• _Stated exercise_: All the entries need to be quoted exactly, apart from the pictures, which you should drop.

[Figure record listings]
========
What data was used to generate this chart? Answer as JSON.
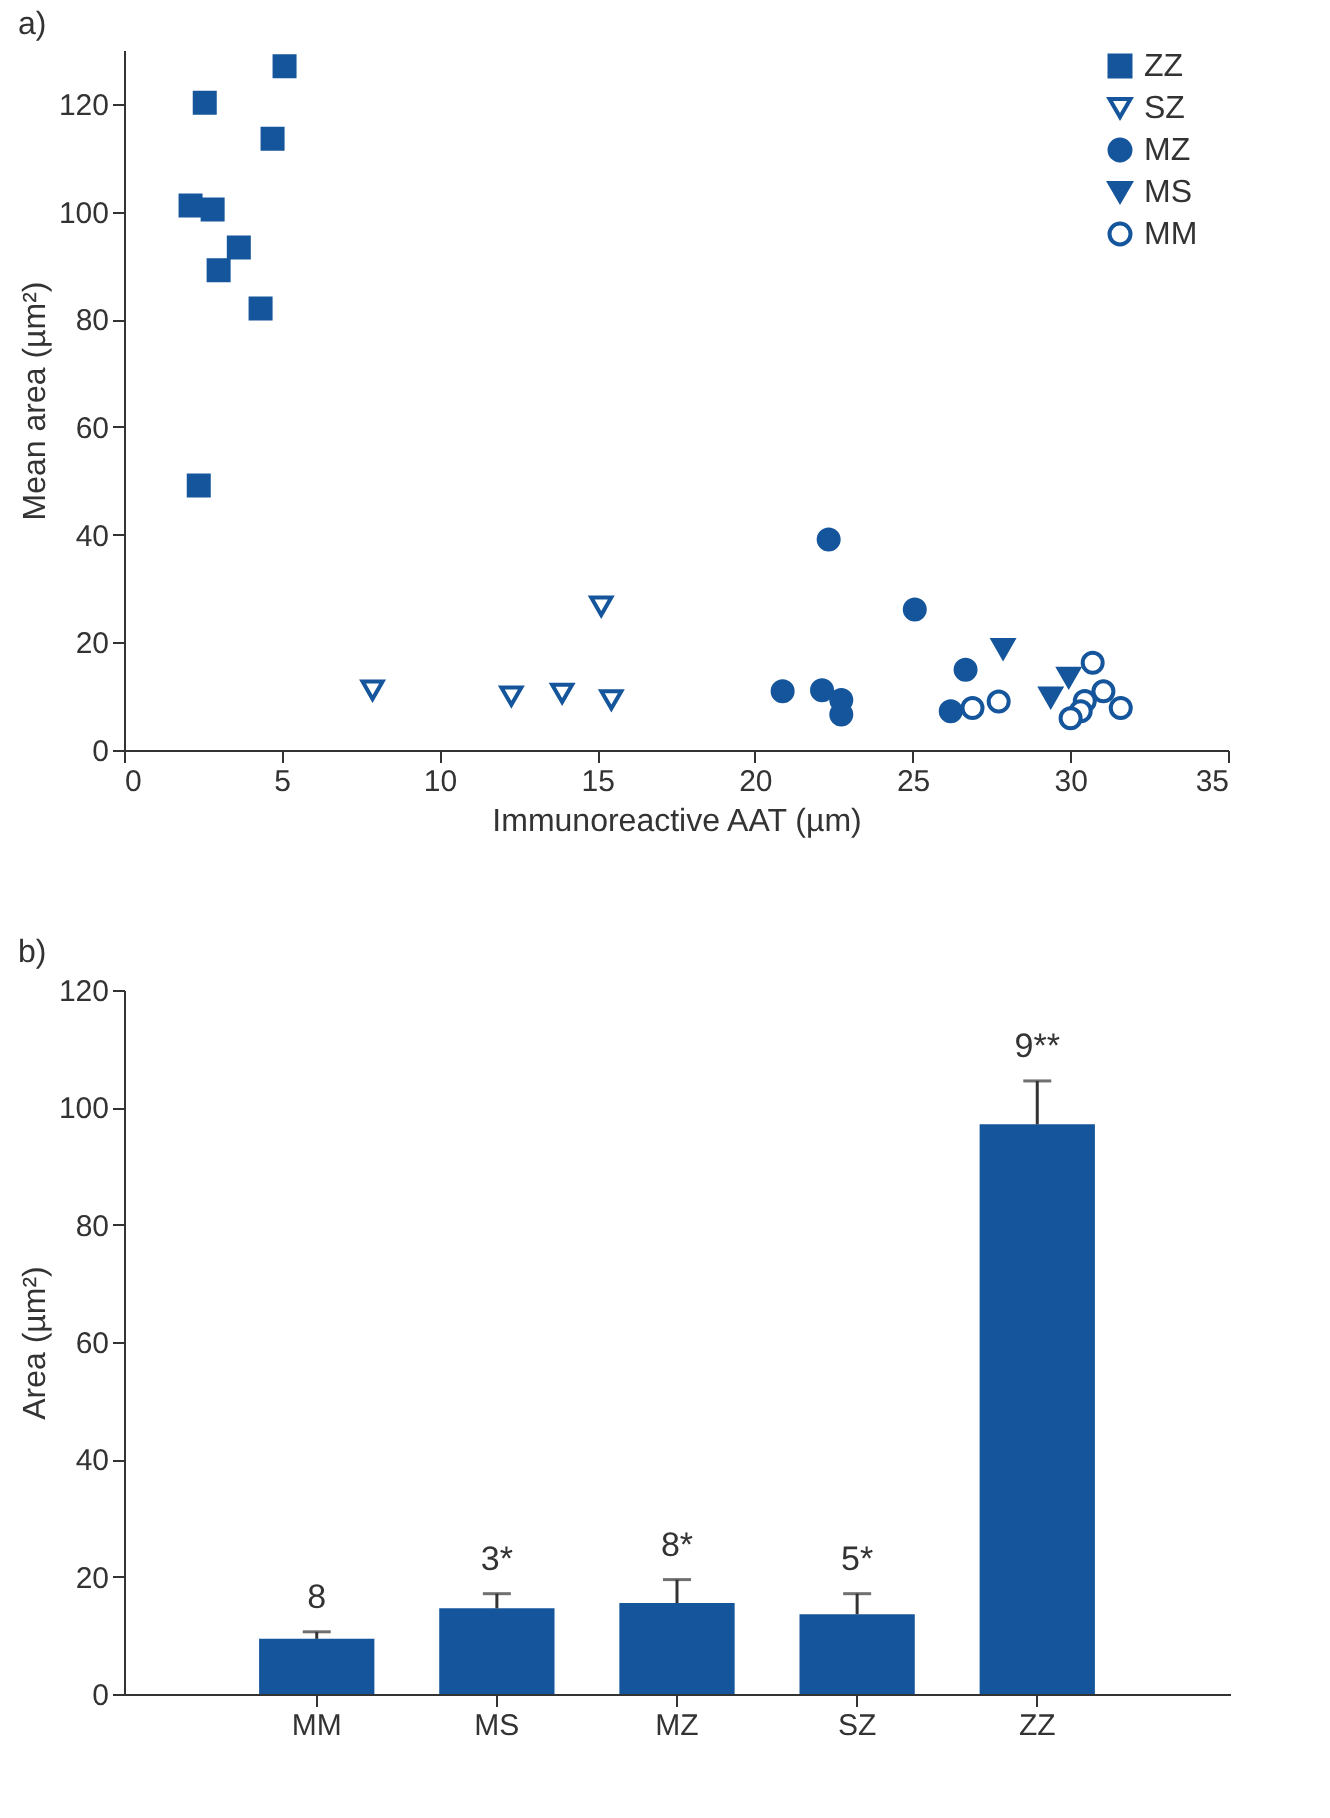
{
  "chart_data": [
    {
      "type": "scatter",
      "title": "a)",
      "xlabel": "Immunoreactive AAT (µm)",
      "ylabel": "Mean area (µm²)",
      "xlim": [
        0,
        35
      ],
      "ylim": [
        0,
        130
      ],
      "xticks": [
        0,
        5,
        10,
        15,
        20,
        25,
        30,
        35
      ],
      "yticks": [
        0,
        20,
        40,
        60,
        80,
        100,
        120
      ],
      "legend": "top right",
      "series": [
        {
          "name": "ZZ",
          "color": "#14559b",
          "marker": "square",
          "x": [
            5.09,
            2.56,
            4.71,
            2.11,
            2.81,
            3.64,
            3.0,
            4.33,
            2.37
          ],
          "values": [
            127.0,
            120.2,
            113.5,
            101.1,
            100.4,
            93.3,
            89.1,
            82.0,
            49.1
          ]
        },
        {
          "name": "SZ",
          "color": "#14559b",
          "marker": "triangle-open",
          "x": [
            7.88,
            12.28,
            13.89,
            15.13,
            15.45
          ],
          "values": [
            11.1,
            10.0,
            10.5,
            26.7,
            9.3
          ]
        },
        {
          "name": "MZ",
          "color": "#14559b",
          "marker": "circle",
          "x": [
            22.34,
            25.07,
            20.88,
            22.13,
            22.74,
            22.74,
            26.68,
            26.21
          ],
          "values": [
            39.1,
            26.1,
            10.9,
            11.1,
            9.3,
            6.6,
            14.9,
            7.2
          ]
        },
        {
          "name": "MS",
          "color": "#14559b",
          "marker": "triangle",
          "x": [
            27.87,
            29.95,
            29.38
          ],
          "values": [
            18.8,
            13.5,
            9.8
          ]
        },
        {
          "name": "MM",
          "color": "#14559b",
          "marker": "circle-open",
          "x": [
            26.9,
            27.73,
            30.71,
            31.05,
            30.46,
            30.33,
            30.01,
            31.6
          ],
          "values": [
            7.8,
            9.0,
            16.2,
            10.9,
            9.1,
            7.2,
            5.9,
            7.8
          ]
        }
      ]
    },
    {
      "type": "bar",
      "title": "b)",
      "ylabel": "Area (µm²)",
      "categories": [
        "MM",
        "MS",
        "MZ",
        "SZ",
        "ZZ"
      ],
      "values": [
        9.4,
        14.6,
        15.5,
        13.6,
        97.1
      ],
      "color": "#14559b",
      "errors": [
        [
          9.4,
          10.6
        ],
        [
          14.6,
          17.1
        ],
        [
          15.5,
          19.5
        ],
        [
          13.6,
          17.1
        ],
        [
          97.1,
          104.5
        ]
      ],
      "ylim": [
        0,
        120
      ],
      "yticks": [
        0,
        20,
        40,
        60,
        80,
        100,
        120
      ],
      "annotations": [
        {
          "text": "8",
          "x": "MM",
          "y": 10.6
        },
        {
          "text": "3*",
          "x": "MS",
          "y": 17.1
        },
        {
          "text": "8*",
          "x": "MZ",
          "y": 19.5
        },
        {
          "text": "5*",
          "x": "SZ",
          "y": 17.1
        },
        {
          "text": "9**",
          "x": "ZZ",
          "y": 104.5
        }
      ]
    }
  ]
}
========
• _Response to the task_:
What data was used to generate this chart? Answer as JSON.
{
  "chart_data": [
    {
      "type": "scatter",
      "title": "a)",
      "xlabel": "Immunoreactive AAT (µm)",
      "ylabel": "Mean area (µm²)",
      "xlim": [
        0,
        35
      ],
      "ylim": [
        0,
        130
      ],
      "xticks": [
        0,
        5,
        10,
        15,
        20,
        25,
        30,
        35
      ],
      "yticks": [
        0,
        20,
        40,
        60,
        80,
        100,
        120
      ],
      "legend": "top right",
      "series": [
        {
          "name": "ZZ",
          "color": "#14559b",
          "marker": "square",
          "x": [
            5.09,
            2.56,
            4.71,
            2.11,
            2.81,
            3.64,
            3.0,
            4.33,
            2.37
          ],
          "values": [
            127.0,
            120.2,
            113.5,
            101.1,
            100.4,
            93.3,
            89.1,
            82.0,
            49.1
          ]
        },
        {
          "name": "SZ",
          "color": "#14559b",
          "marker": "triangle-open",
          "x": [
            7.88,
            12.28,
            13.89,
            15.13,
            15.45
          ],
          "values": [
            11.1,
            10.0,
            10.5,
            26.7,
            9.3
          ]
        },
        {
          "name": "MZ",
          "color": "#14559b",
          "marker": "circle",
          "x": [
            22.34,
            25.07,
            20.88,
            22.13,
            22.74,
            22.74,
            26.68,
            26.21
          ],
          "values": [
            39.1,
            26.1,
            10.9,
            11.1,
            9.3,
            6.6,
            14.9,
            7.2
          ]
        },
        {
          "name": "MS",
          "color": "#14559b",
          "marker": "triangle",
          "x": [
            27.87,
            29.95,
            29.38
          ],
          "values": [
            18.8,
            13.5,
            9.8
          ]
        },
        {
          "name": "MM",
          "color": "#14559b",
          "marker": "circle-open",
          "x": [
            26.9,
            27.73,
            30.71,
            31.05,
            30.46,
            30.33,
            30.01,
            31.6
          ],
          "values": [
            7.8,
            9.0,
            16.2,
            10.9,
            9.1,
            7.2,
            5.9,
            7.8
          ]
        }
      ]
    },
    {
      "type": "bar",
      "title": "b)",
      "ylabel": "Area (µm²)",
      "categories": [
        "MM",
        "MS",
        "MZ",
        "SZ",
        "ZZ"
      ],
      "values": [
        9.4,
        14.6,
        15.5,
        13.6,
        97.1
      ],
      "color": "#14559b",
      "errors": [
        [
          9.4,
          10.6
        ],
        [
          14.6,
          17.1
        ],
        [
          15.5,
          19.5
        ],
        [
          13.6,
          17.1
        ],
        [
          97.1,
          104.5
        ]
      ],
      "ylim": [
        0,
        120
      ],
      "yticks": [
        0,
        20,
        40,
        60,
        80,
        100,
        120
      ],
      "annotations": [
        {
          "text": "8",
          "x": "MM",
          "y": 10.6
        },
        {
          "text": "3*",
          "x": "MS",
          "y": 17.1
        },
        {
          "text": "8*",
          "x": "MZ",
          "y": 19.5
        },
        {
          "text": "5*",
          "x": "SZ",
          "y": 17.1
        },
        {
          "text": "9**",
          "x": "ZZ",
          "y": 104.5
        }
      ]
    }
  ]
}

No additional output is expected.